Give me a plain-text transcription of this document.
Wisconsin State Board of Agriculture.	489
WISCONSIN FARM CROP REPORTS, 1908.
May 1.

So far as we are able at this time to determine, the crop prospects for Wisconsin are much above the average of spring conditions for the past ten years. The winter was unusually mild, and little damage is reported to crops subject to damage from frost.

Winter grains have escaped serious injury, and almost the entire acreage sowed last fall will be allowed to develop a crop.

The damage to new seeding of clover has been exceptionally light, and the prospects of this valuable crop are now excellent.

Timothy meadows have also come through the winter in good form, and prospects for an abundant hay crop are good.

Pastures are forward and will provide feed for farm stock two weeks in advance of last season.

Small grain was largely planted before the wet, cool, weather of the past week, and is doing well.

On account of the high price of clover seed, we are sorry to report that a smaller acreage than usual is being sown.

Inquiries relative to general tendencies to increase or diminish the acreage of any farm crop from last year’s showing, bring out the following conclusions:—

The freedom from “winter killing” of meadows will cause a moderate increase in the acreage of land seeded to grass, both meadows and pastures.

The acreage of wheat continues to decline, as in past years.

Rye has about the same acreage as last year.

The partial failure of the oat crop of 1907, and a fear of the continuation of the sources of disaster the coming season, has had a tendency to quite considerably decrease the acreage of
· · · · · · ·
* To be done
Using the material above, copy every line in which the string "meadows" occurs.

* Full solution
Timothy meadows have also come through the winter in good form, and prospects for an abundant hay crop are good.
The freedom from “winter killing” of meadows will cause a moderate increase in the acreage of land seeded to grass, both meadows and pastures.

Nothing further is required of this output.